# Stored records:

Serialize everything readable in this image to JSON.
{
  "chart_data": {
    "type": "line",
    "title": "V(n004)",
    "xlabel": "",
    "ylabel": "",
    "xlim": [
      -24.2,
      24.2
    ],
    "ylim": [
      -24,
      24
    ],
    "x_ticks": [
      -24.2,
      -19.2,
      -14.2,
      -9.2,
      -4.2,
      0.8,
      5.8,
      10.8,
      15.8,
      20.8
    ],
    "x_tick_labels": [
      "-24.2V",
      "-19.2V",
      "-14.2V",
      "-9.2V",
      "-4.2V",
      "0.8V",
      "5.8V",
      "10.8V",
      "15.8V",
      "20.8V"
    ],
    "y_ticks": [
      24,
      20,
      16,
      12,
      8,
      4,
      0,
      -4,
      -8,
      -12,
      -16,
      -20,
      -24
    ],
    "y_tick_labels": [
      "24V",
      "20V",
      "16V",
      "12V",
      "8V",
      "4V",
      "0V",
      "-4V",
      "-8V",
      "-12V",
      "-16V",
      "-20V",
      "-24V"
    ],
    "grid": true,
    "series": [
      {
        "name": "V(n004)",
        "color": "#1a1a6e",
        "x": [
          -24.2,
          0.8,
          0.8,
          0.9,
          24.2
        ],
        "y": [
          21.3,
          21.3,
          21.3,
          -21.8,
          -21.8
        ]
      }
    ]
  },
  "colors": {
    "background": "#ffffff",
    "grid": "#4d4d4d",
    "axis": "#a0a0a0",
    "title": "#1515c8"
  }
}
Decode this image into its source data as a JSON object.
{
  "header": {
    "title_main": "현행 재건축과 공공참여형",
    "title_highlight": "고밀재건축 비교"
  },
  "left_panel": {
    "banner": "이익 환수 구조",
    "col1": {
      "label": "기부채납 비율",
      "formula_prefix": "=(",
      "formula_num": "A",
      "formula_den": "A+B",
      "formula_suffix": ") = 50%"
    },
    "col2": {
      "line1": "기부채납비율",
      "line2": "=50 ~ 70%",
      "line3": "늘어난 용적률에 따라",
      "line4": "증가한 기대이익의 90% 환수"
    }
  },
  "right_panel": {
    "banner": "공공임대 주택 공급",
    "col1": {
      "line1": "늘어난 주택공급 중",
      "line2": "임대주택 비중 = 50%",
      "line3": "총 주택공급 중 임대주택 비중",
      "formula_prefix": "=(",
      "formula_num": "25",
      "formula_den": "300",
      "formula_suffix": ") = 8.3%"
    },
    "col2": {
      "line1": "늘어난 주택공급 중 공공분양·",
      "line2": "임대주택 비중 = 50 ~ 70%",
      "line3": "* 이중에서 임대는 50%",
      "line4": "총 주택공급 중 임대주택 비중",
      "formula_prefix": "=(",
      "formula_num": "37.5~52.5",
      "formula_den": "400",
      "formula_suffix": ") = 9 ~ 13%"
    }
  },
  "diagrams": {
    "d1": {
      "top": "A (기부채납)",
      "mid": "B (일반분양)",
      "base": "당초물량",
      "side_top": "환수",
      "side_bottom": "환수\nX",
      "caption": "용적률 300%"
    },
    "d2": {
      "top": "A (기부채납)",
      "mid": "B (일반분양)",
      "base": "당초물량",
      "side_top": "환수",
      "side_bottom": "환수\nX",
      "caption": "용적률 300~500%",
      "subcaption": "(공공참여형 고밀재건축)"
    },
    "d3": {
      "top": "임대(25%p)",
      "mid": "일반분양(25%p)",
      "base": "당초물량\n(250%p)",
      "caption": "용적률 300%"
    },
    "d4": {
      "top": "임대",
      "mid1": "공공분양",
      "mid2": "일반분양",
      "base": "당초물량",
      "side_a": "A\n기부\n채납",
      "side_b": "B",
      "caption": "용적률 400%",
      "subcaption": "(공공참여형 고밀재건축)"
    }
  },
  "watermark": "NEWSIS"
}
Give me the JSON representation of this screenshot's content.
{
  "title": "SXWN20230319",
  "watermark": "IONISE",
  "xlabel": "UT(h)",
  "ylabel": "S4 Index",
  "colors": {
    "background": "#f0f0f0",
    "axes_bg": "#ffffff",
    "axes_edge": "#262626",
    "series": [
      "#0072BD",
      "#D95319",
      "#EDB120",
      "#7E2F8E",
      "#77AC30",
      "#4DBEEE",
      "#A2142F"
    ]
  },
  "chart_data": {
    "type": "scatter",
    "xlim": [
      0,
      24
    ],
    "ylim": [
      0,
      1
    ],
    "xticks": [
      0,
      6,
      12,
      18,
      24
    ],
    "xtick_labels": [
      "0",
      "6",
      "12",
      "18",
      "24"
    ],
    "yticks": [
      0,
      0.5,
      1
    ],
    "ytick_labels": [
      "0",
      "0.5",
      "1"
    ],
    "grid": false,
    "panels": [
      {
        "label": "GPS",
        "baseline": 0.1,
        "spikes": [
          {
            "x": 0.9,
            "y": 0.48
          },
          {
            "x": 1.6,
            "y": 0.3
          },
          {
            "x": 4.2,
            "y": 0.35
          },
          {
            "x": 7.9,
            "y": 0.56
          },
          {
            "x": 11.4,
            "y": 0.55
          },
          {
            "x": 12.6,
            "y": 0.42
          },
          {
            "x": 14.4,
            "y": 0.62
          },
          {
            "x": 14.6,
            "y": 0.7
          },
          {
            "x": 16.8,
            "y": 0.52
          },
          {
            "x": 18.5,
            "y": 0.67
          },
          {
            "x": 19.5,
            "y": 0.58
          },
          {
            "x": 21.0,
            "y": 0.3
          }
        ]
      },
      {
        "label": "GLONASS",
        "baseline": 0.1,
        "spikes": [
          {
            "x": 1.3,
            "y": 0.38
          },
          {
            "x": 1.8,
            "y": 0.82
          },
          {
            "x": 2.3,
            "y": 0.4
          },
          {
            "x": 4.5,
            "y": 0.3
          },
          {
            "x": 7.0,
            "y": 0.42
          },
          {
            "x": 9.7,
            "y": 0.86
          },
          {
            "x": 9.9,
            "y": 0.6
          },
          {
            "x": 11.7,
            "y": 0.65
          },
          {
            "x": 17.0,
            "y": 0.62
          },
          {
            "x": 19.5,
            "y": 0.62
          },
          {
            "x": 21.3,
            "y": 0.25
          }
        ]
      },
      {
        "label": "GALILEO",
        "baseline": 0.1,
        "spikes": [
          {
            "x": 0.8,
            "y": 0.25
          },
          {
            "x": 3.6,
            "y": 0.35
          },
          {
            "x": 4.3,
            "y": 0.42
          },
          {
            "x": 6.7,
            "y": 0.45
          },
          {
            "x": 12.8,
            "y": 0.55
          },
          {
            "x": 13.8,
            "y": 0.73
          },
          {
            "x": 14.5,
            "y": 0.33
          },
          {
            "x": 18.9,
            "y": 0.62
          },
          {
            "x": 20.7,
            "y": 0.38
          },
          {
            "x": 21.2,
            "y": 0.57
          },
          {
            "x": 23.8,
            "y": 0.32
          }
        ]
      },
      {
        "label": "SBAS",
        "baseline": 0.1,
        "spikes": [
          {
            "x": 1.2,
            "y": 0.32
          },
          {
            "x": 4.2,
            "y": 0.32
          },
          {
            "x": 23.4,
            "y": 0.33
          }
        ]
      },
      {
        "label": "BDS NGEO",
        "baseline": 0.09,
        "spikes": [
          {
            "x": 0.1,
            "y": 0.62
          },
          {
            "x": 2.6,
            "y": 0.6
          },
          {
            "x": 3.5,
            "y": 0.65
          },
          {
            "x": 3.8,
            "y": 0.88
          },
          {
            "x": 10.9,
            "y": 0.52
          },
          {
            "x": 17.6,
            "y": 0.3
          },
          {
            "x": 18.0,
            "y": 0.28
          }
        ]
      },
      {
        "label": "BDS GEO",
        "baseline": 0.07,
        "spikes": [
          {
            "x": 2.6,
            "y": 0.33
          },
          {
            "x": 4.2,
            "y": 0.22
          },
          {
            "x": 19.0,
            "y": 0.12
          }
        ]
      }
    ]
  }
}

# Stated goal:
Every line of the listing that holds "image" should be found and copied.

# Finished exercise:
Serialize everything readable in this image to JSON.
Decode this image into its source data as a JSON object.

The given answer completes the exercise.